Written problem: Reproduce the rows below with every "table-cell" replaced by "grid-cell" and all other text unchanged, omitting the pictures.

Information supplied:

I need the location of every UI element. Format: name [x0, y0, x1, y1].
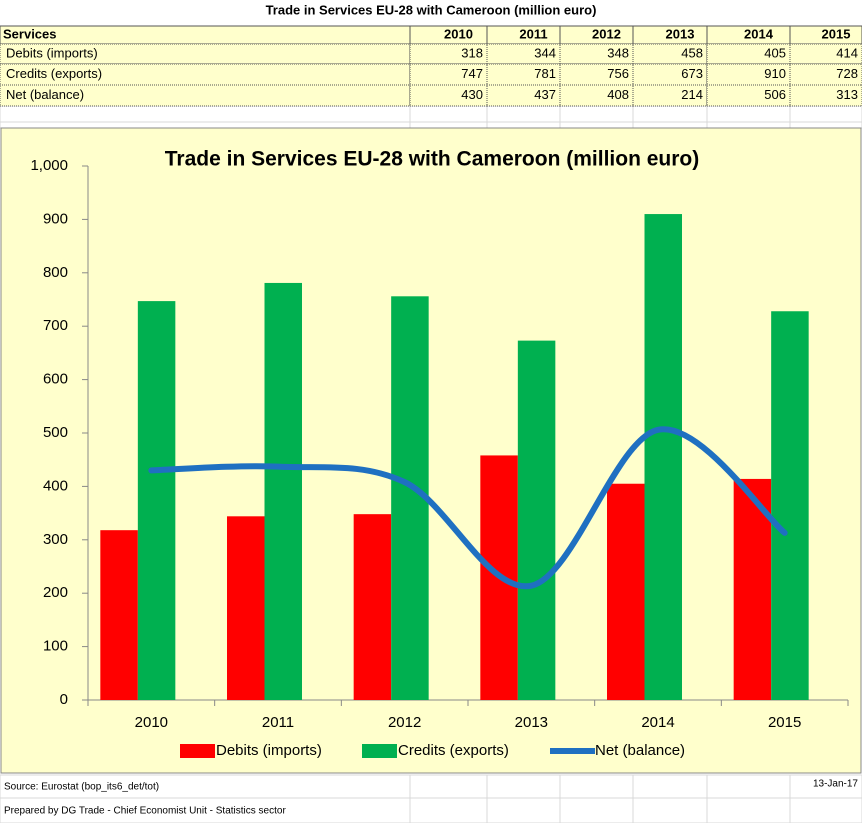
cell: [486, 774, 561, 799]
cell: [409, 797, 488, 823]
footer-source: Source: Eurostat (bop_its6_det/tot): [4, 782, 159, 793]
table-cell: 318: [461, 45, 483, 60]
table-header: 2012: [592, 26, 621, 41]
cell: [0, 105, 411, 123]
table-header: 2013: [666, 26, 695, 41]
cell: [632, 121, 708, 129]
table-cell: 506: [764, 87, 786, 102]
cell: [486, 121, 561, 129]
cell: [0, 25, 411, 45]
cell: [559, 84, 634, 107]
legend-label: Credits (exports): [398, 742, 509, 759]
y-tick-label: 400: [43, 477, 68, 494]
cell: [559, 797, 634, 823]
footer-prepared: Prepared by DG Trade - Chief Economist U…: [4, 806, 286, 817]
table-cell: 214: [681, 87, 703, 102]
cell: [409, 84, 488, 107]
table-cell: Credits (exports): [6, 66, 102, 81]
cell: [559, 105, 634, 123]
table-header: 2014: [744, 26, 774, 41]
legend-label: Debits (imports): [216, 742, 322, 759]
cell: [706, 84, 791, 107]
table-header: Services: [3, 26, 57, 41]
x-tick-label: 2012: [388, 714, 421, 731]
legend-swatch: [362, 744, 397, 758]
cell: [486, 84, 561, 107]
bar: [517, 340, 556, 700]
line: [148, 426, 788, 590]
table-cell: 910: [764, 66, 786, 81]
table-header: 2010: [444, 26, 473, 41]
cell: [0, 121, 411, 129]
cell: [559, 774, 634, 799]
cell: [409, 121, 488, 129]
table-cell: 728: [836, 66, 858, 81]
table-cell: 430: [461, 87, 483, 102]
cell: [409, 774, 488, 799]
table-cell: 781: [534, 66, 556, 81]
x-tick-label: 2010: [135, 714, 168, 731]
cell: [632, 105, 708, 123]
cell: [789, 105, 862, 123]
y-tick-label: 300: [43, 531, 68, 548]
bar: [353, 514, 392, 700]
y-tick-label: 1,000: [30, 157, 68, 174]
table-cell: 756: [607, 66, 629, 81]
legend-label: Net (balance): [595, 742, 685, 759]
cell: [706, 121, 791, 129]
table-cell: 673: [681, 66, 703, 81]
cell: [706, 774, 791, 799]
table-cell: Net (balance): [6, 87, 84, 102]
y-tick-label: 800: [43, 264, 68, 281]
chart-title: Trade in Services EU-28 with Cameroon (m…: [165, 148, 699, 171]
bar: [644, 214, 682, 700]
cell: [789, 121, 862, 129]
cell: [789, 797, 862, 823]
bar: [137, 301, 176, 700]
x-tick-label: 2014: [641, 714, 674, 731]
cell: [706, 797, 791, 823]
y-tick-label: 500: [43, 424, 68, 441]
x-tick-label: 2013: [515, 714, 548, 731]
table-header: 2011: [519, 26, 547, 41]
cell: [409, 105, 488, 123]
table-cell: 458: [681, 45, 703, 60]
x-tick-label: 2011: [262, 714, 294, 731]
y-tick-label: 0: [60, 691, 68, 708]
table-cell: 313: [836, 87, 858, 102]
y-tick-label: 100: [43, 638, 68, 655]
table-cell: 408: [607, 87, 629, 102]
cell: [559, 121, 634, 129]
bar: [771, 311, 809, 700]
y-tick-label: 700: [43, 317, 68, 334]
table-cell: 348: [607, 45, 629, 60]
cell: [789, 84, 862, 107]
cell: [706, 63, 791, 86]
cell: [632, 797, 708, 823]
legend-swatch: [180, 744, 215, 758]
cell: [706, 105, 791, 123]
table-cell: 437: [534, 87, 556, 102]
bar: [607, 483, 645, 700]
cell: [632, 774, 708, 799]
table-cell: Debits (imports): [6, 45, 98, 60]
y-tick-label: 200: [43, 584, 68, 601]
table-header: 2015: [822, 26, 851, 41]
table-cell: 405: [764, 45, 786, 60]
footer-date: 13-Jan-17: [813, 779, 858, 790]
bar: [264, 282, 302, 700]
table-title: Trade in Services EU-28 with Cameroon (m…: [266, 2, 597, 17]
bar: [227, 516, 265, 700]
y-tick-label: 900: [43, 210, 68, 227]
table-cell: 344: [534, 45, 556, 60]
x-tick-label: 2015: [768, 714, 801, 731]
cell: [486, 797, 561, 823]
bar: [100, 530, 138, 700]
y-tick-label: 600: [43, 371, 68, 388]
table-cell: 747: [461, 66, 483, 81]
cell: [486, 105, 561, 123]
table-cell: 414: [836, 45, 858, 60]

Full solution:
I need the location of every UI element. Format: name [x0, y0, x1, y1].
cell: [486, 774, 561, 799]
cell: [409, 797, 488, 823]
footer-source: Source: Eurostat (bop_its6_det/tot): [4, 782, 159, 793]
grid-cell: 318: [461, 45, 483, 60]
table-header: 2012: [592, 26, 621, 41]
cell: [0, 105, 411, 123]
table-header: 2013: [666, 26, 695, 41]
cell: [632, 121, 708, 129]
grid-cell: 506: [764, 87, 786, 102]
cell: [486, 121, 561, 129]
cell: [0, 25, 411, 45]
cell: [559, 84, 634, 107]
legend-label: Credits (exports): [398, 742, 509, 759]
y-tick-label: 400: [43, 477, 68, 494]
cell: [559, 797, 634, 823]
footer-prepared: Prepared by DG Trade - Chief Economist U…: [4, 806, 286, 817]
grid-cell: 214: [681, 87, 703, 102]
cell: [409, 84, 488, 107]
grid-cell: Credits (exports): [6, 66, 102, 81]
cell: [559, 105, 634, 123]
table-header: 2014: [744, 26, 774, 41]
legend-label: Debits (imports): [216, 742, 322, 759]
cell: [706, 84, 791, 107]
table-header: Services: [3, 26, 57, 41]
x-tick-label: 2012: [388, 714, 421, 731]
legend-swatch: [362, 744, 397, 758]
cell: [486, 84, 561, 107]
bar: [517, 340, 556, 700]
line: [148, 426, 788, 590]
grid-cell: 910: [764, 66, 786, 81]
table-header: 2010: [444, 26, 473, 41]
cell: [0, 121, 411, 129]
cell: [559, 774, 634, 799]
cell: [409, 121, 488, 129]
grid-cell: 728: [836, 66, 858, 81]
grid-cell: 430: [461, 87, 483, 102]
cell: [409, 774, 488, 799]
grid-cell: 781: [534, 66, 556, 81]
x-tick-label: 2010: [135, 714, 168, 731]
cell: [632, 105, 708, 123]
cell: [789, 105, 862, 123]
y-tick-label: 300: [43, 531, 68, 548]
bar: [353, 514, 392, 700]
y-tick-label: 1,000: [30, 157, 68, 174]
grid-cell: 756: [607, 66, 629, 81]
legend-label: Net (balance): [595, 742, 685, 759]
cell: [706, 121, 791, 129]
grid-cell: 673: [681, 66, 703, 81]
cell: [706, 774, 791, 799]
grid-cell: Net (balance): [6, 87, 84, 102]
y-tick-label: 800: [43, 264, 68, 281]
chart-title: Trade in Services EU-28 with Cameroon (m…: [165, 148, 699, 171]
bar: [644, 214, 682, 700]
cell: [789, 121, 862, 129]
cell: [789, 797, 862, 823]
bar: [137, 301, 176, 700]
x-tick-label: 2014: [641, 714, 674, 731]
cell: [706, 797, 791, 823]
y-tick-label: 500: [43, 424, 68, 441]
x-tick-label: 2013: [515, 714, 548, 731]
table-header: 2011: [519, 26, 547, 41]
cell: [409, 105, 488, 123]
grid-cell: 458: [681, 45, 703, 60]
x-tick-label: 2011: [262, 714, 294, 731]
y-tick-label: 0: [60, 691, 68, 708]
grid-cell: 313: [836, 87, 858, 102]
y-tick-label: 100: [43, 638, 68, 655]
grid-cell: 408: [607, 87, 629, 102]
cell: [559, 121, 634, 129]
bar: [771, 311, 809, 700]
y-tick-label: 700: [43, 317, 68, 334]
grid-cell: 348: [607, 45, 629, 60]
cell: [789, 84, 862, 107]
cell: [706, 63, 791, 86]
cell: [632, 797, 708, 823]
legend-swatch: [180, 744, 215, 758]
cell: [706, 105, 791, 123]
grid-cell: 437: [534, 87, 556, 102]
bar: [607, 483, 645, 700]
cell: [632, 774, 708, 799]
grid-cell: Debits (imports): [6, 45, 98, 60]
y-tick-label: 200: [43, 584, 68, 601]
table-header: 2015: [822, 26, 851, 41]
grid-cell: 405: [764, 45, 786, 60]
footer-date: 13-Jan-17: [813, 779, 858, 790]
bar: [264, 282, 302, 700]
table-title: Trade in Services EU-28 with Cameroon (m…: [266, 2, 597, 17]
bar: [227, 516, 265, 700]
y-tick-label: 900: [43, 210, 68, 227]
grid-cell: 344: [534, 45, 556, 60]
x-tick-label: 2015: [768, 714, 801, 731]
cell: [486, 797, 561, 823]
bar: [100, 530, 138, 700]
y-tick-label: 600: [43, 371, 68, 388]
grid-cell: 747: [461, 66, 483, 81]
cell: [486, 105, 561, 123]
grid-cell: 414: [836, 45, 858, 60]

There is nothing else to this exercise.